▶ _What you will do_: Write out the listing below exactly, and omit any images you find in it.

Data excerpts

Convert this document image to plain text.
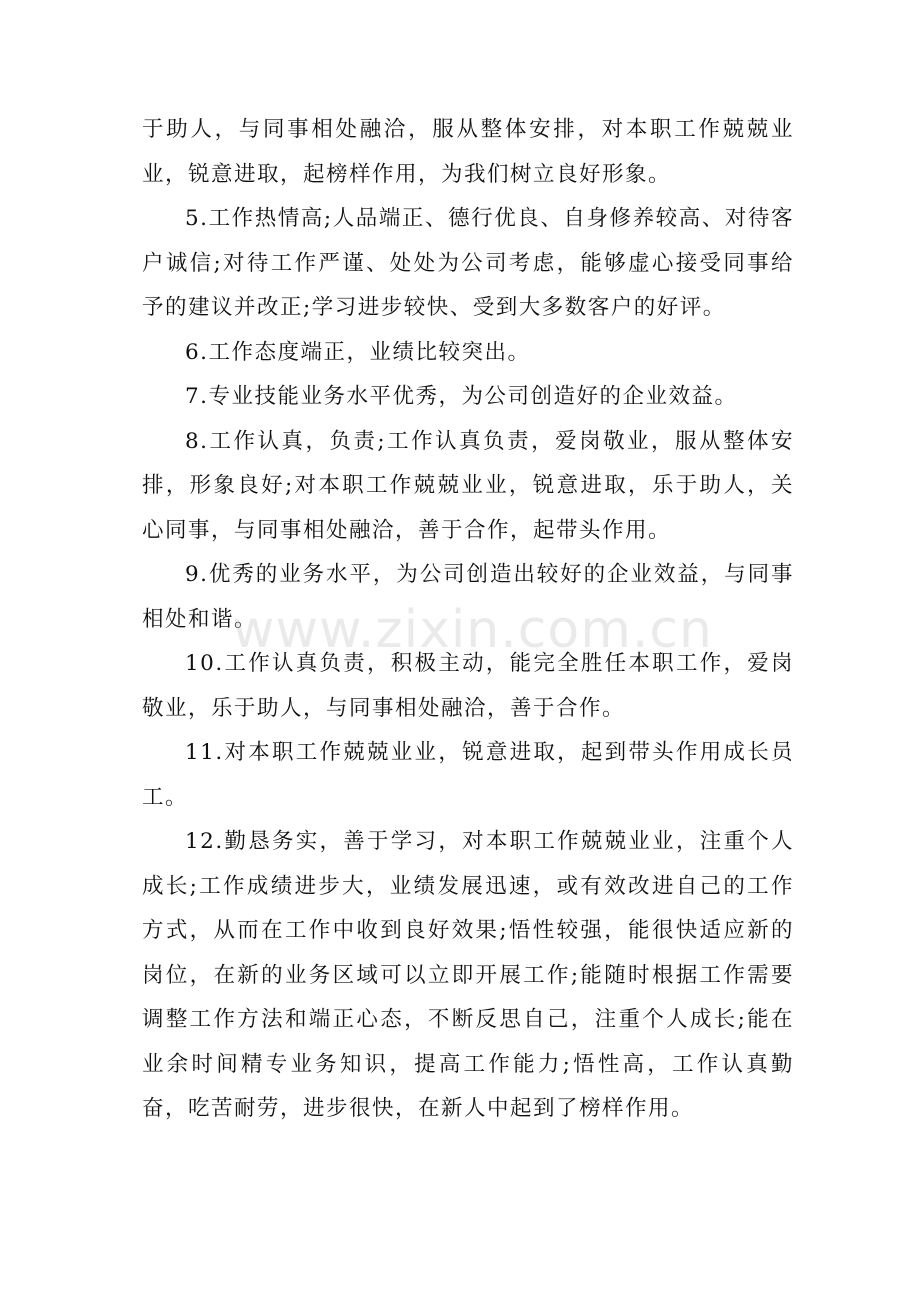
于助人，与同事相处融洽，服从整体安排，对本职工作兢兢业业，锐意进取，起榜样作用，为我们树立良好形象。

5.工作热情高;人品端正、德行优良、自身修养较高、对待客户诚信;对待工作严谨、处处为公司考虑，能够虚心接受同事给予的建议并改正;学习进步较快、受到大多数客户的好评。

6.工作态度端正，业绩比较突出。

7.专业技能业务水平优秀，为公司创造好的企业效益。

8.工作认真，负责;工作认真负责，爱岗敬业，服从整体安排，形象良好;对本职工作兢兢业业，锐意进取，乐于助人，关心同事，与同事相处融洽，善于合作，起带头作用。

9.优秀的业务水平，为公司创造出较好的企业效益，与同事相处和谐。

10.工作认真负责，积极主动，能完全胜任本职工作，爱岗敬业，乐于助人，与同事相处融洽，善于合作。

11.对本职工作兢兢业业，锐意进取，起到带头作用成长员工。

12.勤恳务实，善于学习，对本职工作兢兢业业，注重个人成长;工作成绩进步大，业绩发展迅速，或有效改进自己的工作方式，从而在工作中收到良好效果;悟性较强，能很快适应新的岗位，在新的业务区域可以立即开展工作;能随时根据工作需要调整工作方法和端正心态，不断反思自己，注重个人成长;能在业余时间精专业务知识，提高工作能力;悟性高，工作认真勤奋，吃苦耐劳，进步很快，在新人中起到了榜样作用。

www.zixin.com.cn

▶ _Task output_:
Convert this document image to plain text.
于助人，与同事相处融洽，服从整体安排，对本职工作兢兢业业，锐意进取，起榜样作用，为我们树立良好形象。

5.工作热情高;人品端正、德行优良、自身修养较高、对待客户诚信;对待工作严谨、处处为公司考虑，能够虚心接受同事给予的建议并改正;学习进步较快、受到大多数客户的好评。

6.工作态度端正，业绩比较突出。

7.专业技能业务水平优秀，为公司创造好的企业效益。

8.工作认真，负责;工作认真负责，爱岗敬业，服从整体安排，形象良好;对本职工作兢兢业业，锐意进取，乐于助人，关心同事，与同事相处融洽，善于合作，起带头作用。

9.优秀的业务水平，为公司创造出较好的企业效益，与同事相处和谐。

10.工作认真负责，积极主动，能完全胜任本职工作，爱岗敬业，乐于助人，与同事相处融洽，善于合作。

11.对本职工作兢兢业业，锐意进取，起到带头作用成长员工。

12.勤恳务实，善于学习，对本职工作兢兢业业，注重个人成长;工作成绩进步大，业绩发展迅速，或有效改进自己的工作方式，从而在工作中收到良好效果;悟性较强，能很快适应新的岗位，在新的业务区域可以立即开展工作;能随时根据工作需要调整工作方法和端正心态，不断反思自己，注重个人成长;能在业余时间精专业务知识，提高工作能力;悟性高，工作认真勤奋，吃苦耐劳，进步很快，在新人中起到了榜样作用。

www.zixin.com.cn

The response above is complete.